### CHALLENGE
Drop the pictures, then extract the listing word for word.

### SUPPLIED DATA
□ □ □

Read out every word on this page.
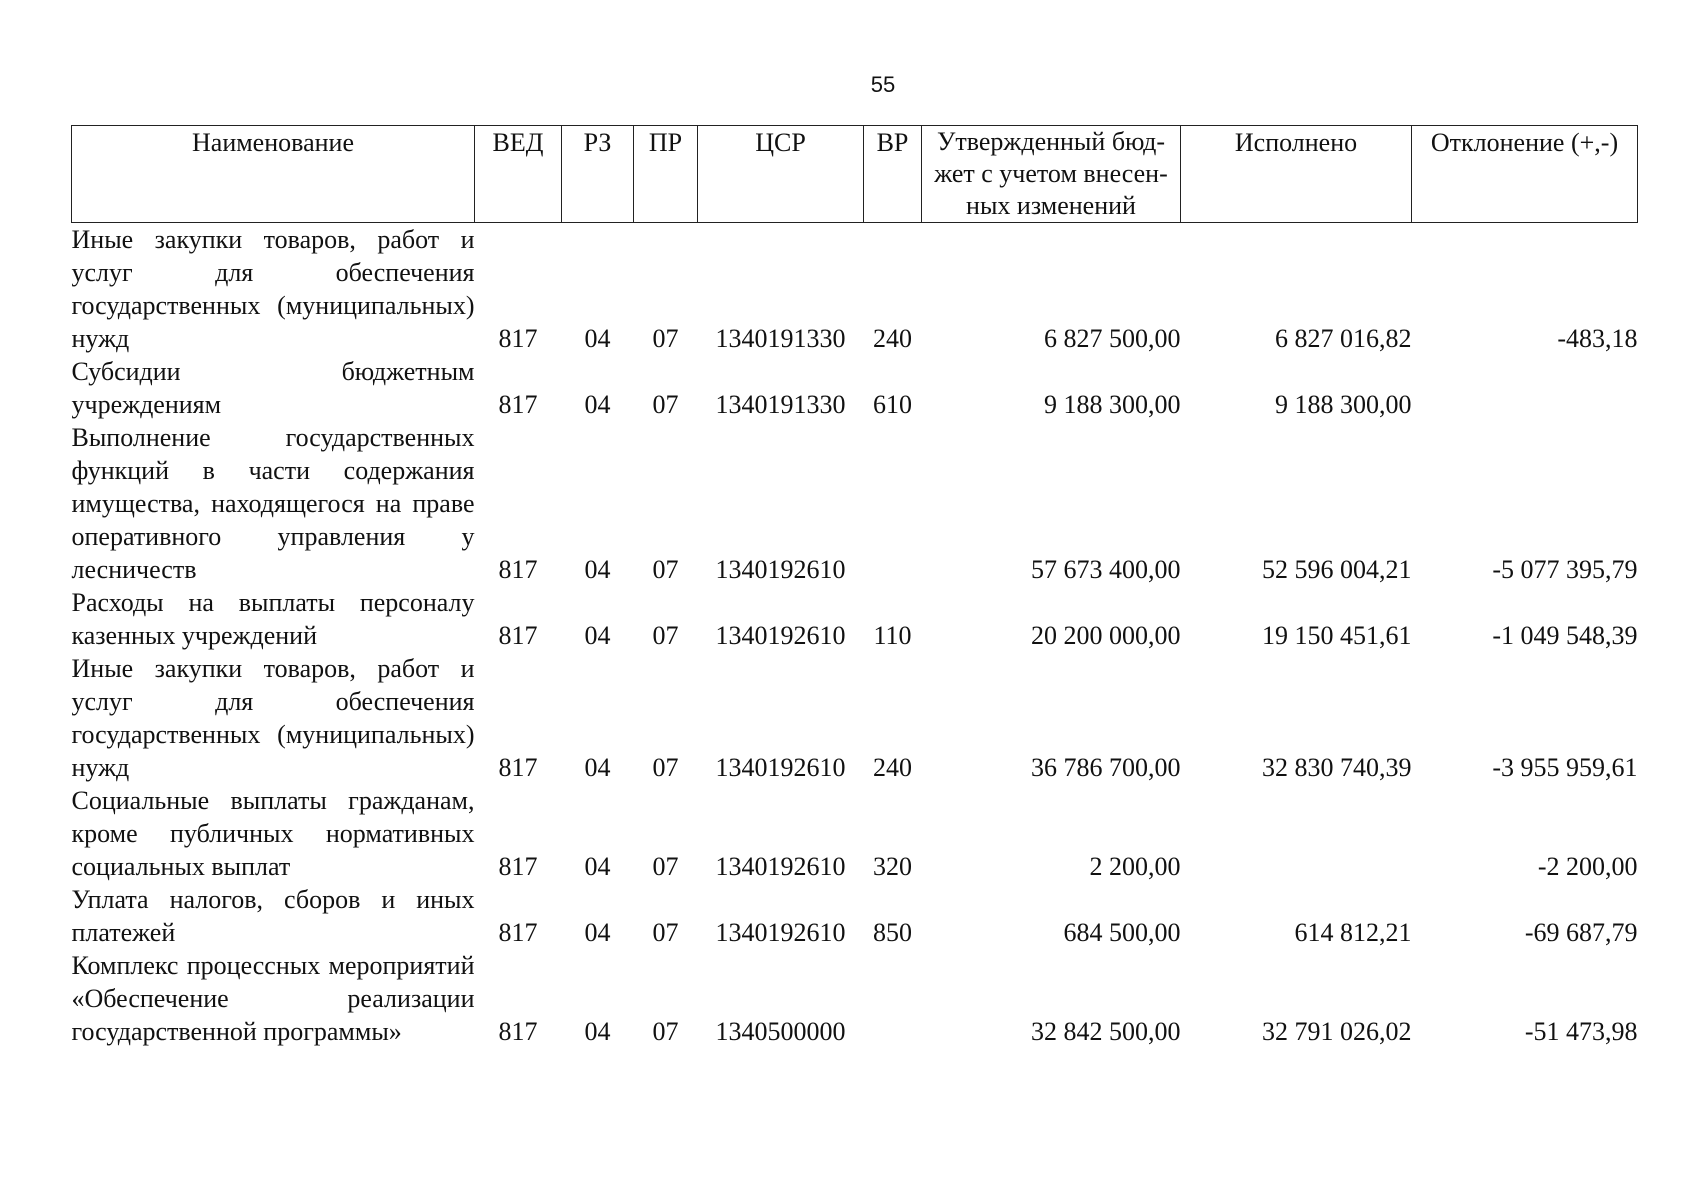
55
Наименование	ВЕД	РЗ	ПР	ЦСР	ВР	Утвержденный бюд-жет с учетом внесен-ных изменений	Исполнено	Отклонение (+,-)
Иные закупки товаров, работ и услуг для обеспечения государственных (муниципальных) нужд	817	04	07	1340191330	240	6 827 500,00	6 827 016,82	-483,18
Субсидии бюджетным учреждениям	817	04	07	1340191330	610	9 188 300,00	9 188 300,00	
Выполнение государственных функций в части содержания имущества, находящегося на праве оперативного управления у лесничеств	817	04	07	1340192610		57 673 400,00	52 596 004,21	-5 077 395,79
Расходы на выплаты персоналу казенных учреждений	817	04	07	1340192610	110	20 200 000,00	19 150 451,61	-1 049 548,39
Иные закупки товаров, работ и услуг для обеспечения государственных (муниципальных) нужд	817	04	07	1340192610	240	36 786 700,00	32 830 740,39	-3 955 959,61
Социальные выплаты гражданам, кроме публичных нормативных социальных выплат	817	04	07	1340192610	320	2 200,00		-2 200,00
Уплата налогов, сборов и иных платежей	817	04	07	1340192610	850	684 500,00	614 812,21	-69 687,79
Комплекс процессных мероприятий «Обеспечение реализации государственной программы»	817	04	07	1340500000		32 842 500,00	32 791 026,02	-51 473,98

□ □ □

### TASK SOLUTION
Read out every word on this page.
55
Наименование	ВЕД	РЗ	ПР	ЦСР	ВР	Утвержденный бюд-жет с учетом внесен-ных изменений	Исполнено	Отклонение (+,-)
Иные закупки товаров, работ и услуг для обеспечения государственных (муниципальных) нужд	817	04	07	1340191330	240	6 827 500,00	6 827 016,82	-483,18
Субсидии бюджетным учреждениям	817	04	07	1340191330	610	9 188 300,00	9 188 300,00	
Выполнение государственных функций в части содержания имущества, находящегося на праве оперативного управления у лесничеств	817	04	07	1340192610		57 673 400,00	52 596 004,21	-5 077 395,79
Расходы на выплаты персоналу казенных учреждений	817	04	07	1340192610	110	20 200 000,00	19 150 451,61	-1 049 548,39
Иные закупки товаров, работ и услуг для обеспечения государственных (муниципальных) нужд	817	04	07	1340192610	240	36 786 700,00	32 830 740,39	-3 955 959,61
Социальные выплаты гражданам, кроме публичных нормативных социальных выплат	817	04	07	1340192610	320	2 200,00		-2 200,00
Уплата налогов, сборов и иных платежей	817	04	07	1340192610	850	684 500,00	614 812,21	-69 687,79
Комплекс процессных мероприятий «Обеспечение реализации государственной программы»	817	04	07	1340500000		32 842 500,00	32 791 026,02	-51 473,98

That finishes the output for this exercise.